What the task requires:
Take every line from the listing below that contains "تعريفة".

======== Data shown ========

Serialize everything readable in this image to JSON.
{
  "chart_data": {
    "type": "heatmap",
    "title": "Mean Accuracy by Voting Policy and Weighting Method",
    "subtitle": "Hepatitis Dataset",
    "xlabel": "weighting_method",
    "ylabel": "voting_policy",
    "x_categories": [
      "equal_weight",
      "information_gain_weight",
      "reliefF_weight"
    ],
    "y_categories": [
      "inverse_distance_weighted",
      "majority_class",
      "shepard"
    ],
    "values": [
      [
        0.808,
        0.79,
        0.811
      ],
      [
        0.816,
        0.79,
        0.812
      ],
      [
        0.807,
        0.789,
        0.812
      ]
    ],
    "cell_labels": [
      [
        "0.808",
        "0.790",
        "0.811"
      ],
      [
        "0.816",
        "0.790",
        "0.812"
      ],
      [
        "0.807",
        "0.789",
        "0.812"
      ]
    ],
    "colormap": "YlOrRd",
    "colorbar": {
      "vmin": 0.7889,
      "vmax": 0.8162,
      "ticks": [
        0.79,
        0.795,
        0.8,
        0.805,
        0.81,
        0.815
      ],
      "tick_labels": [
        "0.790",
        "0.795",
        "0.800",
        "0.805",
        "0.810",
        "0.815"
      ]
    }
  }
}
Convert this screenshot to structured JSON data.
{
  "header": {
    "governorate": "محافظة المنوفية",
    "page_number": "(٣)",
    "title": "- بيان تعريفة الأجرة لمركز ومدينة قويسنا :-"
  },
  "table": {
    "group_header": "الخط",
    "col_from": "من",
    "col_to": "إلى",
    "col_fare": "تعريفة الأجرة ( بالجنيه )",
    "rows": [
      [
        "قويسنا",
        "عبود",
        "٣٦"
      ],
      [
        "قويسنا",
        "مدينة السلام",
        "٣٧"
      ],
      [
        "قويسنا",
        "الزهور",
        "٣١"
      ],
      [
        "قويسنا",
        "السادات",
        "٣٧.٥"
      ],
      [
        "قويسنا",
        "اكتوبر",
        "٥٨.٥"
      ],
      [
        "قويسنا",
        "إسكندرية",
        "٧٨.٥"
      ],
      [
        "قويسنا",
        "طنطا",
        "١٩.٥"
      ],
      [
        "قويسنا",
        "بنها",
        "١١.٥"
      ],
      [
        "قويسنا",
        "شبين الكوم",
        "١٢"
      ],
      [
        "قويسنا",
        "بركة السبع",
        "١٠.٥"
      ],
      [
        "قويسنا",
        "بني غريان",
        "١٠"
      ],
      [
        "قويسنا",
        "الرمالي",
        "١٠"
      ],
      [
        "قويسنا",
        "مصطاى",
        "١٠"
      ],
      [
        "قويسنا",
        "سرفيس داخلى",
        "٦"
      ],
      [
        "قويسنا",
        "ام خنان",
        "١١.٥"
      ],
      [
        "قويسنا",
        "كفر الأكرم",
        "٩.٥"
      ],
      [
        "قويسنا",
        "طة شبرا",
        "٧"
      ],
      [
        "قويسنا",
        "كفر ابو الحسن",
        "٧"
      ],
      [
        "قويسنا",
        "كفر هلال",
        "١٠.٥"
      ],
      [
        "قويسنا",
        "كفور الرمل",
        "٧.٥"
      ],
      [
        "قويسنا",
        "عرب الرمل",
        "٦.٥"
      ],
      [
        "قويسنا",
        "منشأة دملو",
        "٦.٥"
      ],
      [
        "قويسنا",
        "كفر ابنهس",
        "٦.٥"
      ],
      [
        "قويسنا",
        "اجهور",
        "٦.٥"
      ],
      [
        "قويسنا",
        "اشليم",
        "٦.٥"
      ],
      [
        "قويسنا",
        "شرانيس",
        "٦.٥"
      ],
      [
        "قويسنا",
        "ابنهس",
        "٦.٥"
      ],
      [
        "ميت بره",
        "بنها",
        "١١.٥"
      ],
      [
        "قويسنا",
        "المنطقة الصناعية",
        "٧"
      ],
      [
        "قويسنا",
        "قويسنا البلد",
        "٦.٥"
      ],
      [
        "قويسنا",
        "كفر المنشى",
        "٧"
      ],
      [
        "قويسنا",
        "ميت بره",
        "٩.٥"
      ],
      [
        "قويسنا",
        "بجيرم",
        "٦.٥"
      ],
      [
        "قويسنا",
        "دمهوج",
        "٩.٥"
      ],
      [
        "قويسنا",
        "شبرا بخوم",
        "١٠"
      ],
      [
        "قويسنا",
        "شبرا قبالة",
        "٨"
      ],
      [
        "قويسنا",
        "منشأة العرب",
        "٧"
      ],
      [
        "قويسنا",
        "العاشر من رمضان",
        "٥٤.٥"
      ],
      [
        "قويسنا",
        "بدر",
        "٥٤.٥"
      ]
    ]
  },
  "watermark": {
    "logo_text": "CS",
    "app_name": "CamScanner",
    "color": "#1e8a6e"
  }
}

========

Expected output:
    "title": "- بيان تعريفة الأجرة لمركز ومدينة قويسنا :-"
    "col_fare": "تعريفة الأجرة ( بالجنيه )",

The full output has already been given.